Material provided:
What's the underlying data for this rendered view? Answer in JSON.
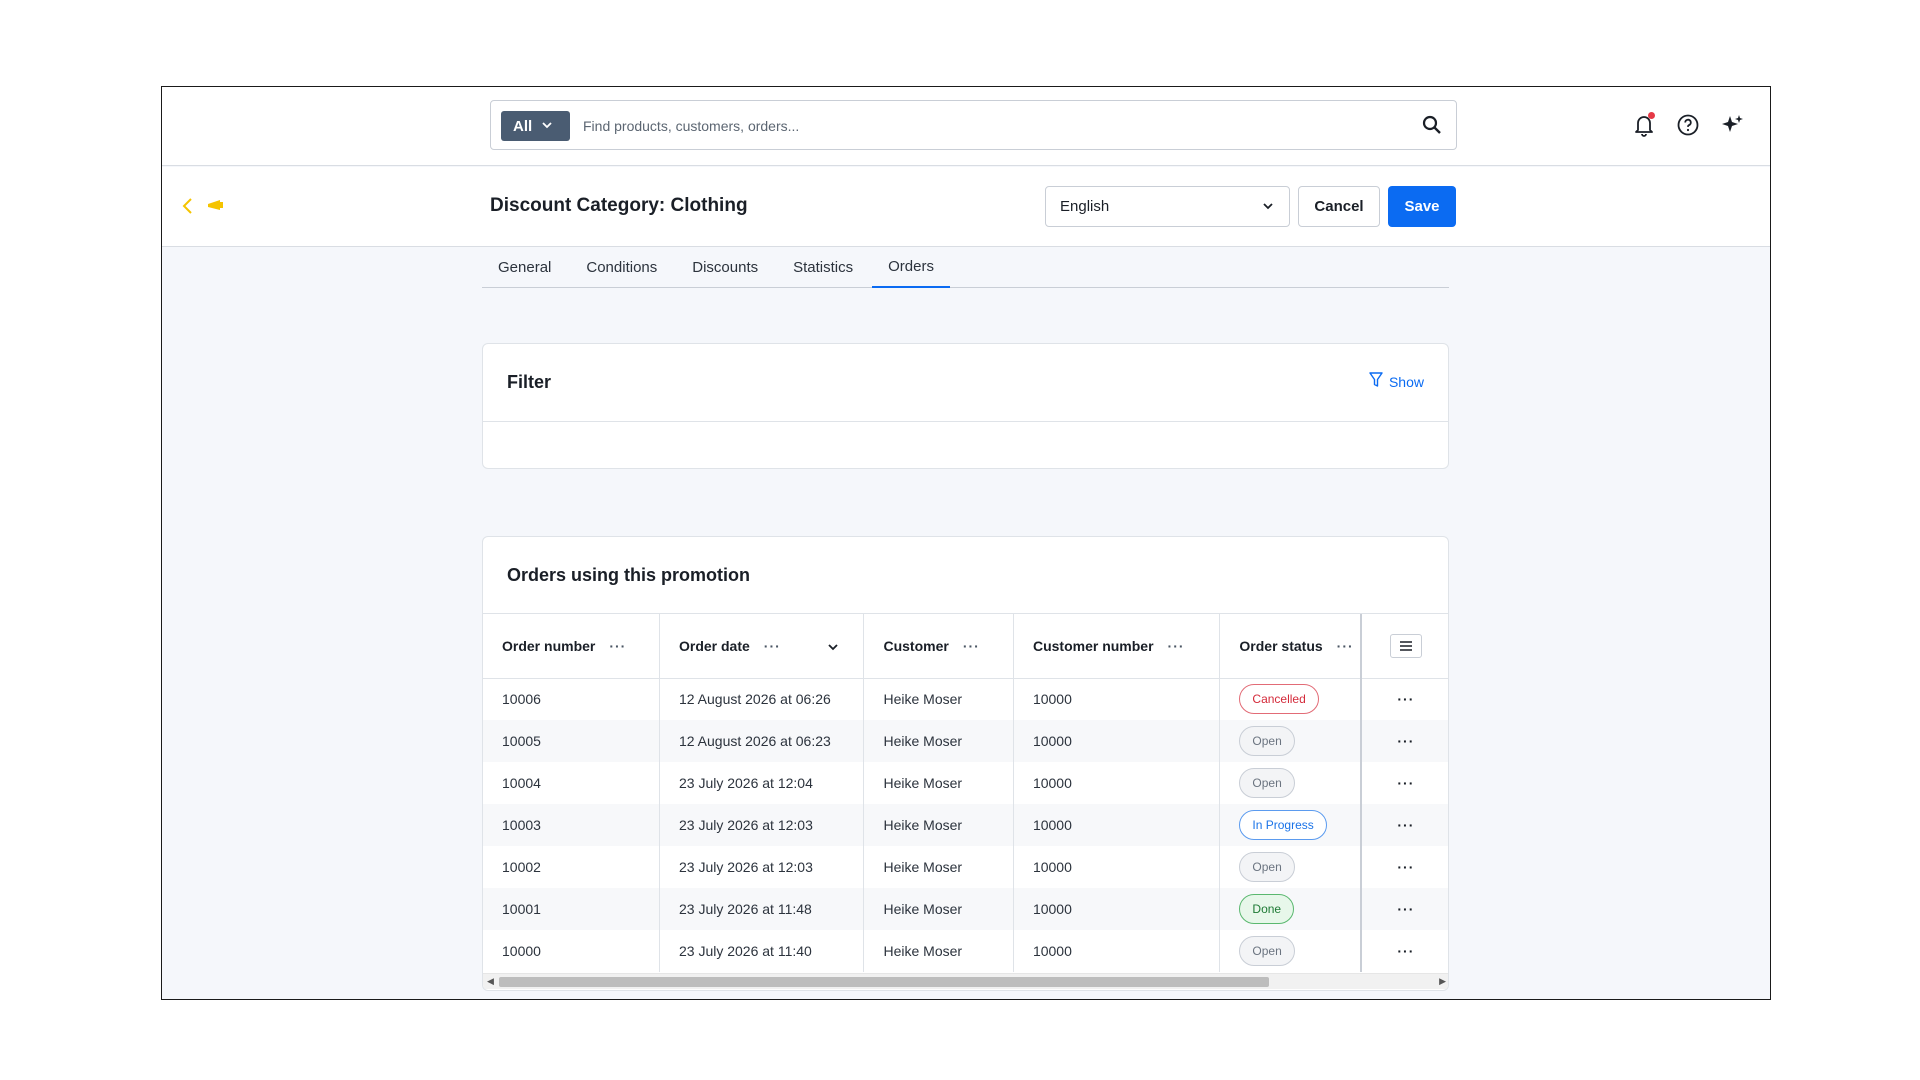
{
  "search": {
    "scope": "All",
    "placeholder": "Find products, customers, orders..."
  },
  "header": {
    "title": "Discount Category: Clothing",
    "language": "English",
    "cancel_label": "Cancel",
    "save_label": "Save"
  },
  "tabs": [
    {
      "label": "General"
    },
    {
      "label": "Conditions"
    },
    {
      "label": "Discounts"
    },
    {
      "label": "Statistics"
    },
    {
      "label": "Orders",
      "active": true
    }
  ],
  "filter": {
    "title": "Filter",
    "show_label": "Show"
  },
  "orders": {
    "title": "Orders using this promotion",
    "columns": [
      "Order number",
      "Order date",
      "Customer",
      "Customer number",
      "Order status"
    ],
    "rows": [
      {
        "number": "10006",
        "date": "12 August 2026 at 06:26",
        "customer": "Heike Moser",
        "customer_number": "10000",
        "status": "Cancelled",
        "status_kind": "cancelled"
      },
      {
        "number": "10005",
        "date": "12 August 2026 at 06:23",
        "customer": "Heike Moser",
        "customer_number": "10000",
        "status": "Open",
        "status_kind": "open"
      },
      {
        "number": "10004",
        "date": "23 July 2026 at 12:04",
        "customer": "Heike Moser",
        "customer_number": "10000",
        "status": "Open",
        "status_kind": "open"
      },
      {
        "number": "10003",
        "date": "23 July 2026 at 12:03",
        "customer": "Heike Moser",
        "customer_number": "10000",
        "status": "In Progress",
        "status_kind": "progress"
      },
      {
        "number": "10002",
        "date": "23 July 2026 at 12:03",
        "customer": "Heike Moser",
        "customer_number": "10000",
        "status": "Open",
        "status_kind": "open"
      },
      {
        "number": "10001",
        "date": "23 July 2026 at 11:48",
        "customer": "Heike Moser",
        "customer_number": "10000",
        "status": "Done",
        "status_kind": "done"
      },
      {
        "number": "10000",
        "date": "23 July 2026 at 11:40",
        "customer": "Heike Moser",
        "customer_number": "10000",
        "status": "Open",
        "status_kind": "open"
      }
    ]
  },
  "icons": {
    "search": "search-icon",
    "bell": "bell-icon",
    "help": "help-circle-icon",
    "ai": "sparkle-icon",
    "back": "chevron-left-icon",
    "promo": "megaphone-icon",
    "filter": "funnel-icon",
    "settings": "list-settings-icon"
  },
  "colors": {
    "accent": "#0b6bf2",
    "promo": "#f5c400",
    "notification": "#e53946"
  }
}
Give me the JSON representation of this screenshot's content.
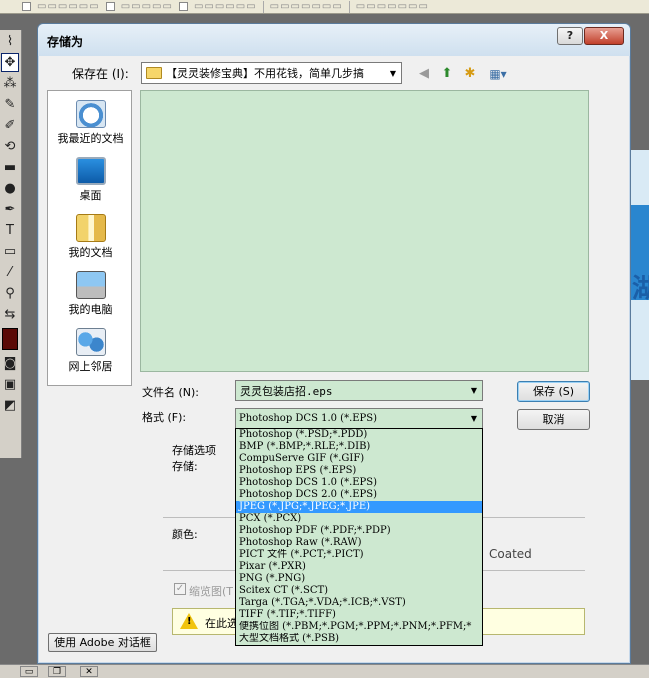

What the task requires:
Copy every line above word for word and exclude the pictures.

Result of this exercise:
What's the underlying data for this rendered view? Answer in JSON.
{
  "search": {
    "scope": "All",
    "placeholder": "Find products, customers, orders..."
  },
  "header": {
    "title": "Discount Category: Clothing",
    "language": "English",
    "cancel_label": "Cancel",
    "save_label": "Save"
  },
  "tabs": [
    {
      "label": "General"
    },
    {
      "label": "Conditions"
    },
    {
      "label": "Discounts"
    },
    {
      "label": "Statistics"
    },
    {
      "label": "Orders",
      "active": true
    }
  ],
  "filter": {
    "title": "Filter",
    "show_label": "Show"
  },
  "orders": {
    "title": "Orders using this promotion",
    "columns": [
      "Order number",
      "Order date",
      "Customer",
      "Customer number",
      "Order status"
    ],
    "rows": [
      {
        "number": "10006",
        "date": "12 August 2026 at 06:26",
        "customer": "Heike Moser",
        "customer_number": "10000",
        "status": "Cancelled",
        "status_kind": "cancelled"
      },
      {
        "number": "10005",
        "date": "12 August 2026 at 06:23",
        "customer": "Heike Moser",
        "customer_number": "10000",
        "status": "Open",
        "status_kind": "open"
      },
      {
        "number": "10004",
        "date": "23 July 2026 at 12:04",
        "customer": "Heike Moser",
        "customer_number": "10000",
        "status": "Open",
        "status_kind": "open"
      },
      {
        "number": "10003",
        "date": "23 July 2026 at 12:03",
        "customer": "Heike Moser",
        "customer_number": "10000",
        "status": "In Progress",
        "status_kind": "progress"
      },
      {
        "number": "10002",
        "date": "23 July 2026 at 12:03",
        "customer": "Heike Moser",
        "customer_number": "10000",
        "status": "Open",
        "status_kind": "open"
      },
      {
        "number": "10001",
        "date": "23 July 2026 at 11:48",
        "customer": "Heike Moser",
        "customer_number": "10000",
        "status": "Done",
        "status_kind": "done"
      },
      {
        "number": "10000",
        "date": "23 July 2026 at 11:40",
        "customer": "Heike Moser",
        "customer_number": "10000",
        "status": "Open",
        "status_kind": "open"
      }
    ]
  },
  "icons": {
    "search": "search-icon",
    "bell": "bell-icon",
    "help": "help-circle-icon",
    "ai": "sparkle-icon",
    "back": "chevron-left-icon",
    "promo": "megaphone-icon",
    "filter": "funnel-icon",
    "settings": "list-settings-icon"
  },
  "colors": {
    "accent": "#0b6bf2",
    "promo": "#f5c400",
    "notification": "#e53946"
  }
}
Give me the JSON representation of this screenshot's content.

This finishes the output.